**PROBLEM REQUIREMENTS**
Copy out the listing that follows, exact in every word, and skip the images.

-.-.-

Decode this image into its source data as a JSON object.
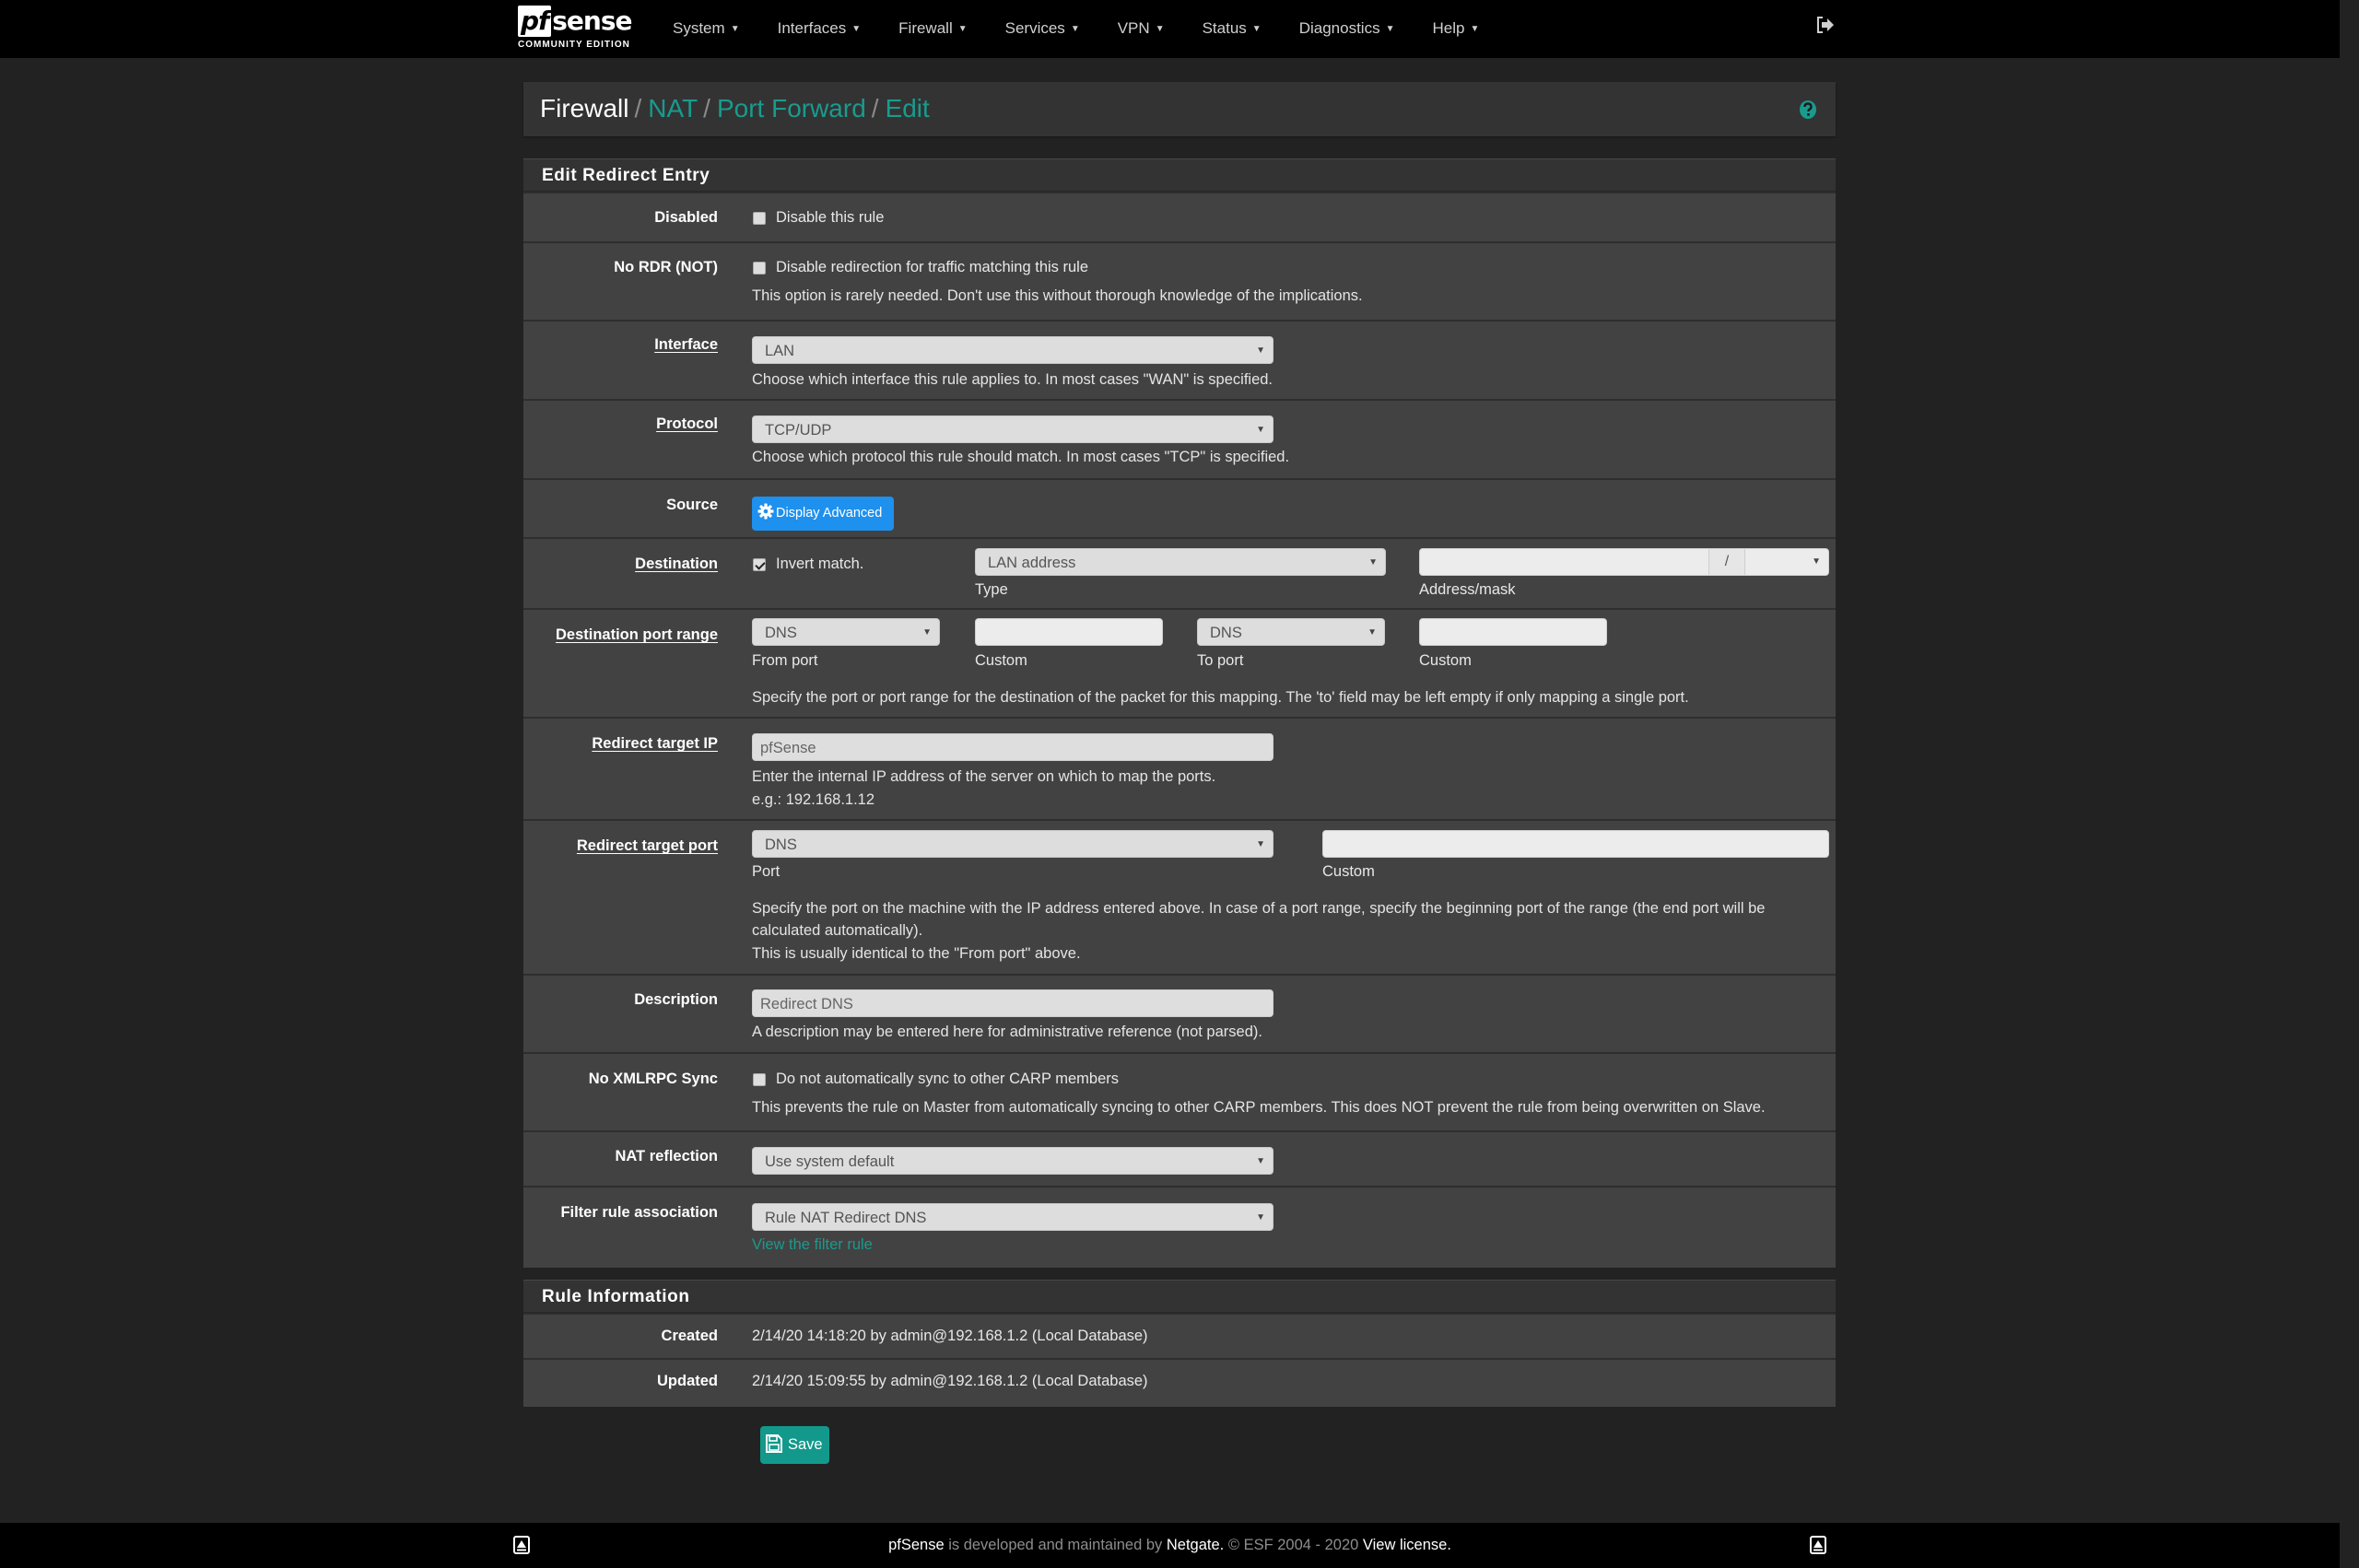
{
  "brand": {
    "logo_text_pf": "pf",
    "logo_text_sense": "sense",
    "edition": "COMMUNITY EDITION"
  },
  "nav": {
    "items": [
      {
        "label": "System"
      },
      {
        "label": "Interfaces"
      },
      {
        "label": "Firewall"
      },
      {
        "label": "Services"
      },
      {
        "label": "VPN"
      },
      {
        "label": "Status"
      },
      {
        "label": "Diagnostics"
      },
      {
        "label": "Help"
      }
    ],
    "caret": "▼",
    "logout_icon": "logout-icon"
  },
  "breadcrumb": {
    "items": [
      "Firewall",
      "NAT",
      "Port Forward",
      "Edit"
    ],
    "separator": "/",
    "help_icon": "help-icon"
  },
  "edit_panel": {
    "title": "Edit Redirect Entry",
    "disabled": {
      "label": "Disabled",
      "checkbox_label": "Disable this rule",
      "checked": false
    },
    "nordr": {
      "label": "No RDR (NOT)",
      "checkbox_label": "Disable redirection for traffic matching this rule",
      "checked": false,
      "hint": "This option is rarely needed. Don't use this without thorough knowledge of the implications."
    },
    "interface": {
      "label": "Interface",
      "value": "LAN",
      "hint": "Choose which interface this rule applies to. In most cases \"WAN\" is specified."
    },
    "protocol": {
      "label": "Protocol",
      "value": "TCP/UDP",
      "hint": "Choose which protocol this rule should match. In most cases \"TCP\" is specified."
    },
    "source": {
      "label": "Source",
      "button_label": "Display Advanced",
      "button_icon": "gear-icon"
    },
    "destination": {
      "label": "Destination",
      "invert_label": "Invert match.",
      "invert_checked": true,
      "type_value": "LAN address",
      "type_caption": "Type",
      "address_value": "",
      "mask_separator": "/",
      "mask_value": "",
      "address_caption": "Address/mask"
    },
    "dest_port_range": {
      "label": "Destination port range",
      "from_port": "DNS",
      "from_caption": "From port",
      "from_custom": "",
      "from_custom_caption": "Custom",
      "to_port": "DNS",
      "to_caption": "To port",
      "to_custom": "",
      "to_custom_caption": "Custom",
      "hint": "Specify the port or port range for the destination of the packet for this mapping. The 'to' field may be left empty if only mapping a single port."
    },
    "redirect_ip": {
      "label": "Redirect target IP",
      "value": "pfSense",
      "hint1": "Enter the internal IP address of the server on which to map the ports.",
      "hint2": "e.g.: 192.168.1.12"
    },
    "redirect_port": {
      "label": "Redirect target port",
      "port_value": "DNS",
      "port_caption": "Port",
      "custom_value": "",
      "custom_caption": "Custom",
      "hint1": "Specify the port on the machine with the IP address entered above. In case of a port range, specify the beginning port of the range (the end port will be",
      "hint2": "calculated automatically).",
      "hint3": "This is usually identical to the \"From port\" above."
    },
    "description": {
      "label": "Description",
      "value": "Redirect DNS",
      "hint": "A description may be entered here for administrative reference (not parsed)."
    },
    "noxmlrpc": {
      "label": "No XMLRPC Sync",
      "checkbox_label": "Do not automatically sync to other CARP members",
      "checked": false,
      "hint": "This prevents the rule on Master from automatically syncing to other CARP members. This does NOT prevent the rule from being overwritten on Slave."
    },
    "nat_reflection": {
      "label": "NAT reflection",
      "value": "Use system default"
    },
    "filter_assoc": {
      "label": "Filter rule association",
      "value": "Rule NAT Redirect DNS",
      "link": "View the filter rule"
    }
  },
  "rule_info": {
    "title": "Rule Information",
    "created": {
      "label": "Created",
      "value": "2/14/20 14:18:20 by admin@192.168.1.2 (Local Database)"
    },
    "updated": {
      "label": "Updated",
      "value": "2/14/20 15:09:55 by admin@192.168.1.2 (Local Database)"
    }
  },
  "save_button": {
    "label": "Save",
    "icon": "save-icon"
  },
  "footer": {
    "brand": "pfSense",
    "text1": " is developed and maintained by ",
    "company": "Netgate.",
    "text2": " © ESF 2004 - 2020 ",
    "license": "View license."
  },
  "colors": {
    "accent": "#199b8e",
    "primary_button": "#1e90ee",
    "success_button": "#12998b",
    "navbar": "#000000",
    "background": "#222222",
    "panel": "#424242"
  }
}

-.-.-

**REPLY**
Decode this image into its source data as a JSON object.
{
  "brand": {
    "logo_text_pf": "pf",
    "logo_text_sense": "sense",
    "edition": "COMMUNITY EDITION"
  },
  "nav": {
    "items": [
      {
        "label": "System"
      },
      {
        "label": "Interfaces"
      },
      {
        "label": "Firewall"
      },
      {
        "label": "Services"
      },
      {
        "label": "VPN"
      },
      {
        "label": "Status"
      },
      {
        "label": "Diagnostics"
      },
      {
        "label": "Help"
      }
    ],
    "caret": "▼",
    "logout_icon": "logout-icon"
  },
  "breadcrumb": {
    "items": [
      "Firewall",
      "NAT",
      "Port Forward",
      "Edit"
    ],
    "separator": "/",
    "help_icon": "help-icon"
  },
  "edit_panel": {
    "title": "Edit Redirect Entry",
    "disabled": {
      "label": "Disabled",
      "checkbox_label": "Disable this rule",
      "checked": false
    },
    "nordr": {
      "label": "No RDR (NOT)",
      "checkbox_label": "Disable redirection for traffic matching this rule",
      "checked": false,
      "hint": "This option is rarely needed. Don't use this without thorough knowledge of the implications."
    },
    "interface": {
      "label": "Interface",
      "value": "LAN",
      "hint": "Choose which interface this rule applies to. In most cases \"WAN\" is specified."
    },
    "protocol": {
      "label": "Protocol",
      "value": "TCP/UDP",
      "hint": "Choose which protocol this rule should match. In most cases \"TCP\" is specified."
    },
    "source": {
      "label": "Source",
      "button_label": "Display Advanced",
      "button_icon": "gear-icon"
    },
    "destination": {
      "label": "Destination",
      "invert_label": "Invert match.",
      "invert_checked": true,
      "type_value": "LAN address",
      "type_caption": "Type",
      "address_value": "",
      "mask_separator": "/",
      "mask_value": "",
      "address_caption": "Address/mask"
    },
    "dest_port_range": {
      "label": "Destination port range",
      "from_port": "DNS",
      "from_caption": "From port",
      "from_custom": "",
      "from_custom_caption": "Custom",
      "to_port": "DNS",
      "to_caption": "To port",
      "to_custom": "",
      "to_custom_caption": "Custom",
      "hint": "Specify the port or port range for the destination of the packet for this mapping. The 'to' field may be left empty if only mapping a single port."
    },
    "redirect_ip": {
      "label": "Redirect target IP",
      "value": "pfSense",
      "hint1": "Enter the internal IP address of the server on which to map the ports.",
      "hint2": "e.g.: 192.168.1.12"
    },
    "redirect_port": {
      "label": "Redirect target port",
      "port_value": "DNS",
      "port_caption": "Port",
      "custom_value": "",
      "custom_caption": "Custom",
      "hint1": "Specify the port on the machine with the IP address entered above. In case of a port range, specify the beginning port of the range (the end port will be",
      "hint2": "calculated automatically).",
      "hint3": "This is usually identical to the \"From port\" above."
    },
    "description": {
      "label": "Description",
      "value": "Redirect DNS",
      "hint": "A description may be entered here for administrative reference (not parsed)."
    },
    "noxmlrpc": {
      "label": "No XMLRPC Sync",
      "checkbox_label": "Do not automatically sync to other CARP members",
      "checked": false,
      "hint": "This prevents the rule on Master from automatically syncing to other CARP members. This does NOT prevent the rule from being overwritten on Slave."
    },
    "nat_reflection": {
      "label": "NAT reflection",
      "value": "Use system default"
    },
    "filter_assoc": {
      "label": "Filter rule association",
      "value": "Rule NAT Redirect DNS",
      "link": "View the filter rule"
    }
  },
  "rule_info": {
    "title": "Rule Information",
    "created": {
      "label": "Created",
      "value": "2/14/20 14:18:20 by admin@192.168.1.2 (Local Database)"
    },
    "updated": {
      "label": "Updated",
      "value": "2/14/20 15:09:55 by admin@192.168.1.2 (Local Database)"
    }
  },
  "save_button": {
    "label": "Save",
    "icon": "save-icon"
  },
  "footer": {
    "brand": "pfSense",
    "text1": " is developed and maintained by ",
    "company": "Netgate.",
    "text2": " © ESF 2004 - 2020 ",
    "license": "View license."
  },
  "colors": {
    "accent": "#199b8e",
    "primary_button": "#1e90ee",
    "success_button": "#12998b",
    "navbar": "#000000",
    "background": "#222222",
    "panel": "#424242"
  }
}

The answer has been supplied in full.